[Rows from a dataset]
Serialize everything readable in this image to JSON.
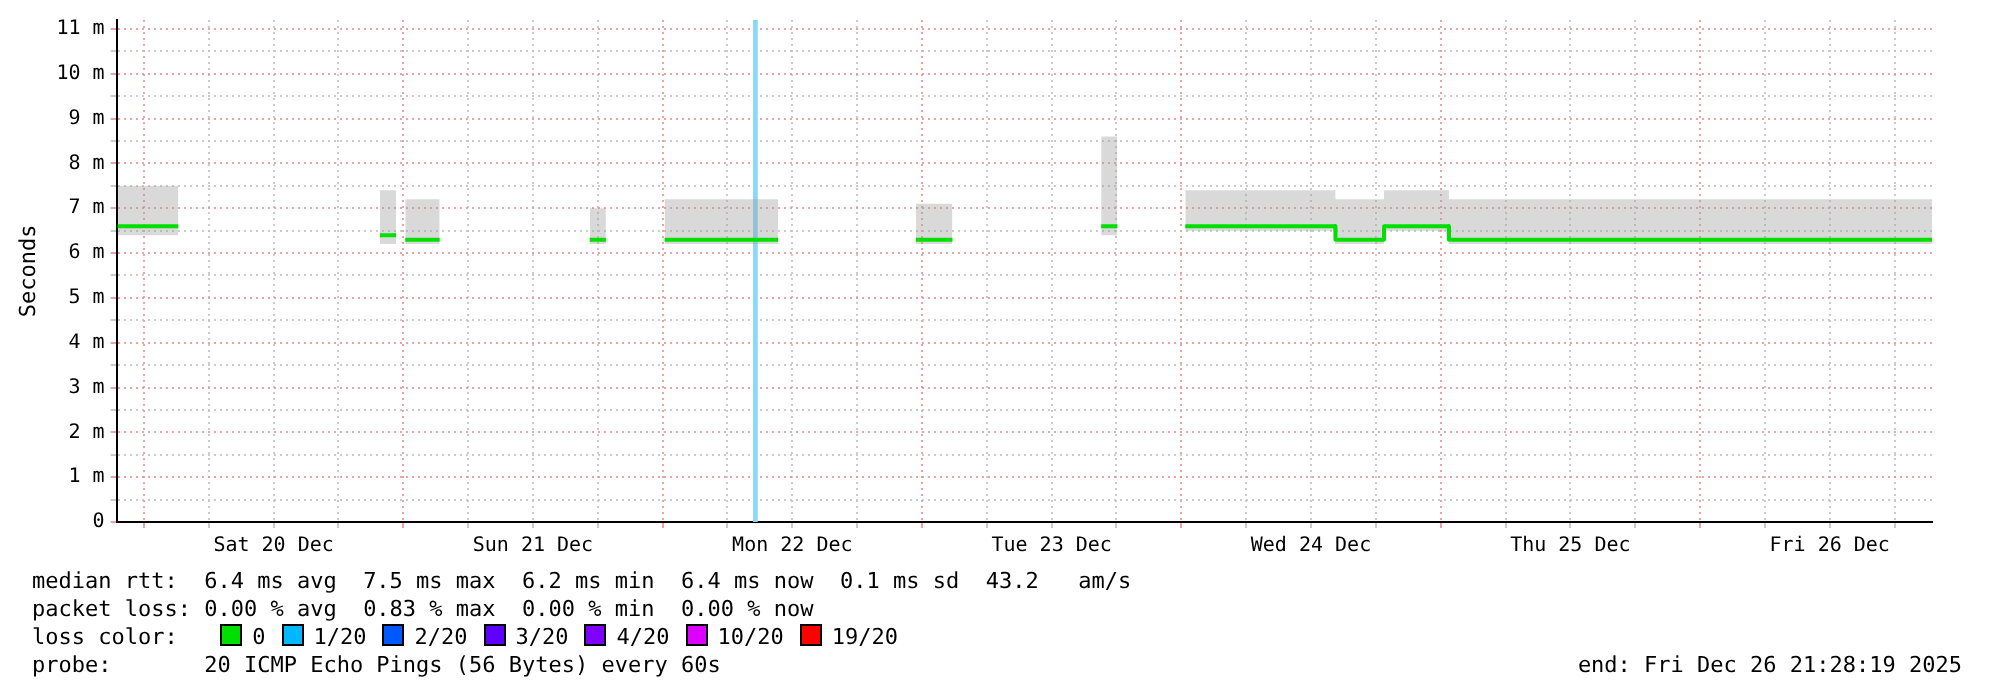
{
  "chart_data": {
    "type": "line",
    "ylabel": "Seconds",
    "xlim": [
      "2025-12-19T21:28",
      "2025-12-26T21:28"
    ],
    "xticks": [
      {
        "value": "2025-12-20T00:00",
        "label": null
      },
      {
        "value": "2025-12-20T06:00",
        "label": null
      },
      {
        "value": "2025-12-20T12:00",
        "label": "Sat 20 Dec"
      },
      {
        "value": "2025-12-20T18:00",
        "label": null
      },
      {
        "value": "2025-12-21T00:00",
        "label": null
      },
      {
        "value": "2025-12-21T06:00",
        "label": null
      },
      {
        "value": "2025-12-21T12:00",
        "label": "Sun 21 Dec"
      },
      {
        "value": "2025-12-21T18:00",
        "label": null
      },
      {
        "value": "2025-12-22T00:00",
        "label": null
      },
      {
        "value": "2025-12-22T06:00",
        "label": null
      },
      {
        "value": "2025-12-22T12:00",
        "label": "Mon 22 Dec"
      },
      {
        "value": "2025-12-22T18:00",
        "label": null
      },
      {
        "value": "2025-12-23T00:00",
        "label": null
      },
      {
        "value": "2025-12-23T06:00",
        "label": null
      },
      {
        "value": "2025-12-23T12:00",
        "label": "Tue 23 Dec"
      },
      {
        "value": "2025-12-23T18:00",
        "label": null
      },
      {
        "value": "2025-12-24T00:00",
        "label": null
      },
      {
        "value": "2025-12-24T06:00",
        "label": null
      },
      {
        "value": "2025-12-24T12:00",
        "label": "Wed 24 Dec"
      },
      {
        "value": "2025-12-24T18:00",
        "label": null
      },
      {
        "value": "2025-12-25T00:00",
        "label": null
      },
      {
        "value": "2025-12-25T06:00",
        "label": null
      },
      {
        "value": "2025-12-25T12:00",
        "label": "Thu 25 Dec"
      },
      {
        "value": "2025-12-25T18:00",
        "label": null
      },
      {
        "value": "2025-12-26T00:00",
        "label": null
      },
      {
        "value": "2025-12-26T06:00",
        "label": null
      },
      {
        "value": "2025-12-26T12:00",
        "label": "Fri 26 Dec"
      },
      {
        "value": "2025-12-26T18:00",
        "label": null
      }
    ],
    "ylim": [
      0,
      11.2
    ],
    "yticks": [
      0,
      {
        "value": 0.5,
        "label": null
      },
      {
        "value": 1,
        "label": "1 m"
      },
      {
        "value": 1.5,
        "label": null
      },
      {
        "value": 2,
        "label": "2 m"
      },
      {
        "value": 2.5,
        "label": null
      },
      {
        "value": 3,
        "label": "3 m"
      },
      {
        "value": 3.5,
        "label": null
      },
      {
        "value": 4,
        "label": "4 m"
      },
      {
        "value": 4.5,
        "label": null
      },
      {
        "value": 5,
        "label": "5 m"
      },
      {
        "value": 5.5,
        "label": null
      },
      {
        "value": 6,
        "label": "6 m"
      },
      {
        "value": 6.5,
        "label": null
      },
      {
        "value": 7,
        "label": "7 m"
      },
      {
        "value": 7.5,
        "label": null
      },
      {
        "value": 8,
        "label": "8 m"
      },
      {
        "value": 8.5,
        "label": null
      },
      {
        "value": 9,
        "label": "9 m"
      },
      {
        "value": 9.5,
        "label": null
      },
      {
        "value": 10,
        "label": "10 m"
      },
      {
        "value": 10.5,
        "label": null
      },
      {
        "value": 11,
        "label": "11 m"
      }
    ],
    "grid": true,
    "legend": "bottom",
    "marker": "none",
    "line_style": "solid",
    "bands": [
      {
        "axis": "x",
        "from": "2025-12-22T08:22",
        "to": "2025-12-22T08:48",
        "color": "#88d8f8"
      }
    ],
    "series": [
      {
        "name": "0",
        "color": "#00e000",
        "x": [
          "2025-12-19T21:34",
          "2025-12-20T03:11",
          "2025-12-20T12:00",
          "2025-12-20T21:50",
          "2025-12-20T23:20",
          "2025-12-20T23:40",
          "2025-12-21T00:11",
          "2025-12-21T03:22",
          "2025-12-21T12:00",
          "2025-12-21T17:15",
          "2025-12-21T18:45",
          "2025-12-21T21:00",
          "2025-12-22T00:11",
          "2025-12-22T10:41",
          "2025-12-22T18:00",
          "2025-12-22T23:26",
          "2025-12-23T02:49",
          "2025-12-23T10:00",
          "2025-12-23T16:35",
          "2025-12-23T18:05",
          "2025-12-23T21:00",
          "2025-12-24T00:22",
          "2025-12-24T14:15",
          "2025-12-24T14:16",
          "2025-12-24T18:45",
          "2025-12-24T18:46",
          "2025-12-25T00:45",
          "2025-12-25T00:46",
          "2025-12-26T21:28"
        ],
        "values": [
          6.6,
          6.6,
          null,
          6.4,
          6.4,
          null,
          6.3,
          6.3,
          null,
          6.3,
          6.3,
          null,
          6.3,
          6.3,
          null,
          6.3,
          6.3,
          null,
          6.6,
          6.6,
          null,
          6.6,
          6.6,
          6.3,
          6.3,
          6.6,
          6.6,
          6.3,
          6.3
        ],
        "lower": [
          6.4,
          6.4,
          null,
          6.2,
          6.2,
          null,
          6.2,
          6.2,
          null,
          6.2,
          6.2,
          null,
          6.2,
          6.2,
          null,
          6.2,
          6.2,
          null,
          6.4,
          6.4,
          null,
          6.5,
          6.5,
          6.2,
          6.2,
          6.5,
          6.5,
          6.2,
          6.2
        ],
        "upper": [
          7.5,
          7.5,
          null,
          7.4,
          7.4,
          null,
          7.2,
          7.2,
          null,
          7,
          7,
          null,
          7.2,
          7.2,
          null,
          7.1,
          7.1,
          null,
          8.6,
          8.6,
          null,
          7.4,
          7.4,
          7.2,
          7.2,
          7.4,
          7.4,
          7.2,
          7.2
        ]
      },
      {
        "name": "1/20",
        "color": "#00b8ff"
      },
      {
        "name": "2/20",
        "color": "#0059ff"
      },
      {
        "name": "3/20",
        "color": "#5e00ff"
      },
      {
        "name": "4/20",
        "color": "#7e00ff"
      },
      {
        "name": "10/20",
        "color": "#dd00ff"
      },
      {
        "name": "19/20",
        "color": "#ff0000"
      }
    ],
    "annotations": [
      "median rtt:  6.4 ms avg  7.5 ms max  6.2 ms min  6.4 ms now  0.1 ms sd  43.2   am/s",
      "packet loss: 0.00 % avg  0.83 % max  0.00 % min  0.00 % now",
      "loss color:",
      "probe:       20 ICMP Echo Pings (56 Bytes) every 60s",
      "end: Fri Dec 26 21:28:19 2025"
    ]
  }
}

--

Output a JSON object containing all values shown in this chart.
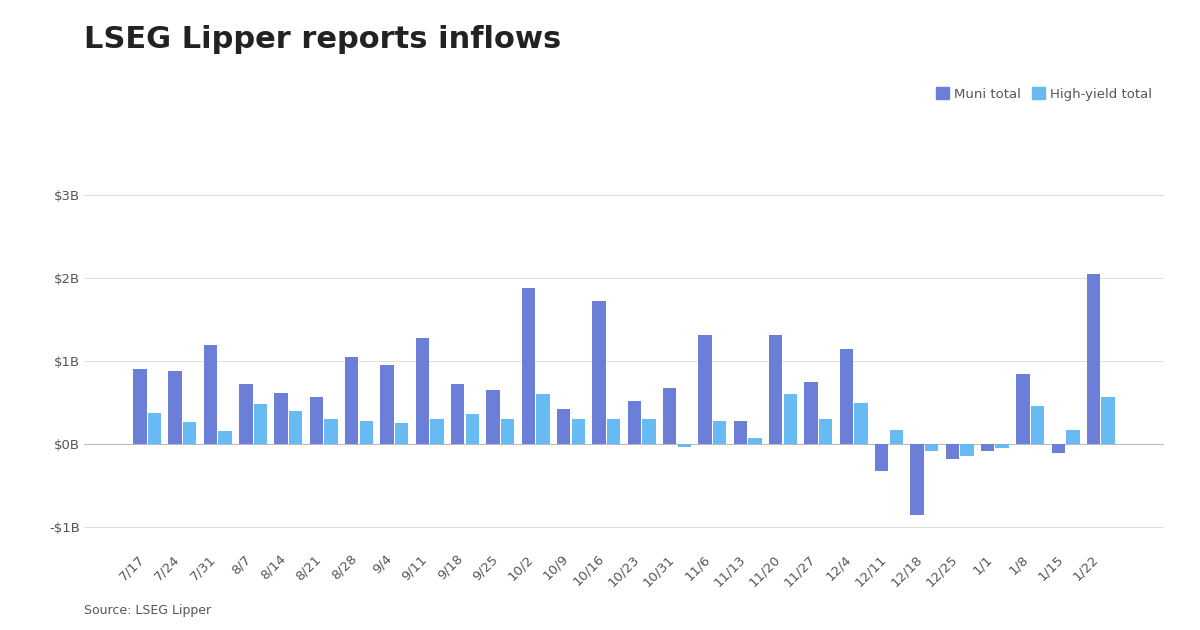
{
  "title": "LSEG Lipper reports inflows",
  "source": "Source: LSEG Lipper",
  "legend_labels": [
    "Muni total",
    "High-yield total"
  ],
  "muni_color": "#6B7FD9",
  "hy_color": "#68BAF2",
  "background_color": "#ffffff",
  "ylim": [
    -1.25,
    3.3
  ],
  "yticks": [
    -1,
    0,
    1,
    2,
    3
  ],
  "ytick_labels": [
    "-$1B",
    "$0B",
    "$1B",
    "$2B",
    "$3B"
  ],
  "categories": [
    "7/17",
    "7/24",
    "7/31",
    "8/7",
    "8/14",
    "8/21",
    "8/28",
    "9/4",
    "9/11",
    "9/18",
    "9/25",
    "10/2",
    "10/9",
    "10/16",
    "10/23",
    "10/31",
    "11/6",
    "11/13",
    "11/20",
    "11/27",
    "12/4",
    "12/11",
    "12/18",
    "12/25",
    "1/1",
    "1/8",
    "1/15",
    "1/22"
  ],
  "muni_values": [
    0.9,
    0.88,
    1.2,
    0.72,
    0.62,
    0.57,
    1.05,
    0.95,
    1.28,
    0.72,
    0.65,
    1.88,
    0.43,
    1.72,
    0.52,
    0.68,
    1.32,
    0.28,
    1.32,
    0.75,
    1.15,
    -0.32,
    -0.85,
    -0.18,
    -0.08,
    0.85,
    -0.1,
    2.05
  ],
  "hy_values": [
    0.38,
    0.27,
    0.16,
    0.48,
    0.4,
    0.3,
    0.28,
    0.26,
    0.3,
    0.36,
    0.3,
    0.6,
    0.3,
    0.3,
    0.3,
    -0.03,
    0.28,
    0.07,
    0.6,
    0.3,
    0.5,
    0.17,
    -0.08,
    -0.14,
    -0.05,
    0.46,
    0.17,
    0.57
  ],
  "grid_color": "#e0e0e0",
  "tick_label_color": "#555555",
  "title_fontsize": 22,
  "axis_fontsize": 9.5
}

§ **What the task requires**
Select the lines from the entries that include the word "LSEG".

§ **Finished task**
  "title": "LSEG Lipper reports inflows",
  "source": "Source: LSEG Lipper",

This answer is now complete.